■ EXERCISE PROMPT
Copy out the data below verbatim.

■ Recorded data
* * * *

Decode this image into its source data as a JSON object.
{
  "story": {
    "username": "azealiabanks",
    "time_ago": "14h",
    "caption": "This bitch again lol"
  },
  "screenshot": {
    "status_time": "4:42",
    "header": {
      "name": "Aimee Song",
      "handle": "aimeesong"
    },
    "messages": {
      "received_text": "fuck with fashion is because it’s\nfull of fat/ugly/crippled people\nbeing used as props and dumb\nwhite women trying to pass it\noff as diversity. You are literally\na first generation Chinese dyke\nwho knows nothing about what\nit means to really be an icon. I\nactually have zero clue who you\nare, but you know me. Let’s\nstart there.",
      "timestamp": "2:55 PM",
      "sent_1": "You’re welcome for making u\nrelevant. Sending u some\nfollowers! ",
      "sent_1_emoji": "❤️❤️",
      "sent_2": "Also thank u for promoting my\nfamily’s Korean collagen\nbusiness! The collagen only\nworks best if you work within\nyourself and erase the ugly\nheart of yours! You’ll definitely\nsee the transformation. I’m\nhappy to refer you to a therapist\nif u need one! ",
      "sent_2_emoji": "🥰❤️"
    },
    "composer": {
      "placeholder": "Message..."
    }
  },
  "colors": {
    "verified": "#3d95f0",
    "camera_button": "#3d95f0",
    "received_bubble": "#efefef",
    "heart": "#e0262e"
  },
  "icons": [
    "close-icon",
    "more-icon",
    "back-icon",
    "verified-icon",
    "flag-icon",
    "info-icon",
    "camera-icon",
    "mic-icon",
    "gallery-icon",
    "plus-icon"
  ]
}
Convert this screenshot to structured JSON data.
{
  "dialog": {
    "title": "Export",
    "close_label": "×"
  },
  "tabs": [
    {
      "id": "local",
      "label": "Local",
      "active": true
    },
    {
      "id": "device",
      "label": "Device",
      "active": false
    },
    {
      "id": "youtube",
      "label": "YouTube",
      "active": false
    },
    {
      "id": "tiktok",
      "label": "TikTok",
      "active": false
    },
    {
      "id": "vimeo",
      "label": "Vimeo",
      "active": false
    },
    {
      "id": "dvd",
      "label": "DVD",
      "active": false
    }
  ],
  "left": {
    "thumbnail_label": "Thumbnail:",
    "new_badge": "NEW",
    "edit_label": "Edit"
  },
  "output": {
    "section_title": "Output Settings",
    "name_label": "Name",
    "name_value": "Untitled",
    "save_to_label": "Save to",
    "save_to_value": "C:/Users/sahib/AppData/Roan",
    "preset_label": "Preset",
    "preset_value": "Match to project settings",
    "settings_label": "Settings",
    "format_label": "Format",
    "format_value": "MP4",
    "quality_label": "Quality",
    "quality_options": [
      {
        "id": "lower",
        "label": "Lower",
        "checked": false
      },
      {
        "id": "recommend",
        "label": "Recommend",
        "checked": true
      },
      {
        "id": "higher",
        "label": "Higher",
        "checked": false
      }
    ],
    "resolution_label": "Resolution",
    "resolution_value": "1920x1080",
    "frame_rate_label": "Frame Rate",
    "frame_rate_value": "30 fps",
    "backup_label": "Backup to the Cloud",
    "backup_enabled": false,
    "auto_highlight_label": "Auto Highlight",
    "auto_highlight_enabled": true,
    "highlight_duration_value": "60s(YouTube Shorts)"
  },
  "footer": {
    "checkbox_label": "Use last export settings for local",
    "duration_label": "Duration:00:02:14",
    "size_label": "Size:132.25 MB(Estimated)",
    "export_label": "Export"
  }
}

* * * *

■ EXERCISE ANSWER
Decode this image into its source data as a JSON object.
{
  "story": {
    "username": "azealiabanks",
    "time_ago": "14h",
    "caption": "This bitch again lol"
  },
  "screenshot": {
    "status_time": "4:42",
    "header": {
      "name": "Aimee Song",
      "handle": "aimeesong"
    },
    "messages": {
      "received_text": "fuck with fashion is because it’s\nfull of fat/ugly/crippled people\nbeing used as props and dumb\nwhite women trying to pass it\noff as diversity. You are literally\na first generation Chinese dyke\nwho knows nothing about what\nit means to really be an icon. I\nactually have zero clue who you\nare, but you know me. Let’s\nstart there.",
      "timestamp": "2:55 PM",
      "sent_1": "You’re welcome for making u\nrelevant. Sending u some\nfollowers! ",
      "sent_1_emoji": "❤️❤️",
      "sent_2": "Also thank u for promoting my\nfamily’s Korean collagen\nbusiness! The collagen only\nworks best if you work within\nyourself and erase the ugly\nheart of yours! You’ll definitely\nsee the transformation. I’m\nhappy to refer you to a therapist\nif u need one! ",
      "sent_2_emoji": "🥰❤️"
    },
    "composer": {
      "placeholder": "Message..."
    }
  },
  "colors": {
    "verified": "#3d95f0",
    "camera_button": "#3d95f0",
    "received_bubble": "#efefef",
    "heart": "#e0262e"
  },
  "icons": [
    "close-icon",
    "more-icon",
    "back-icon",
    "verified-icon",
    "flag-icon",
    "info-icon",
    "camera-icon",
    "mic-icon",
    "gallery-icon",
    "plus-icon"
  ]
}
Convert this screenshot to structured JSON data.
{
  "dialog": {
    "title": "Export",
    "close_label": "×"
  },
  "tabs": [
    {
      "id": "local",
      "label": "Local",
      "active": true
    },
    {
      "id": "device",
      "label": "Device",
      "active": false
    },
    {
      "id": "youtube",
      "label": "YouTube",
      "active": false
    },
    {
      "id": "tiktok",
      "label": "TikTok",
      "active": false
    },
    {
      "id": "vimeo",
      "label": "Vimeo",
      "active": false
    },
    {
      "id": "dvd",
      "label": "DVD",
      "active": false
    }
  ],
  "left": {
    "thumbnail_label": "Thumbnail:",
    "new_badge": "NEW",
    "edit_label": "Edit"
  },
  "output": {
    "section_title": "Output Settings",
    "name_label": "Name",
    "name_value": "Untitled",
    "save_to_label": "Save to",
    "save_to_value": "C:/Users/sahib/AppData/Roan",
    "preset_label": "Preset",
    "preset_value": "Match to project settings",
    "settings_label": "Settings",
    "format_label": "Format",
    "format_value": "MP4",
    "quality_label": "Quality",
    "quality_options": [
      {
        "id": "lower",
        "label": "Lower",
        "checked": false
      },
      {
        "id": "recommend",
        "label": "Recommend",
        "checked": true
      },
      {
        "id": "higher",
        "label": "Higher",
        "checked": false
      }
    ],
    "resolution_label": "Resolution",
    "resolution_value": "1920x1080",
    "frame_rate_label": "Frame Rate",
    "frame_rate_value": "30 fps",
    "backup_label": "Backup to the Cloud",
    "backup_enabled": false,
    "auto_highlight_label": "Auto Highlight",
    "auto_highlight_enabled": true,
    "highlight_duration_value": "60s(YouTube Shorts)"
  },
  "footer": {
    "checkbox_label": "Use last export settings for local",
    "duration_label": "Duration:00:02:14",
    "size_label": "Size:132.25 MB(Estimated)",
    "export_label": "Export"
  }
}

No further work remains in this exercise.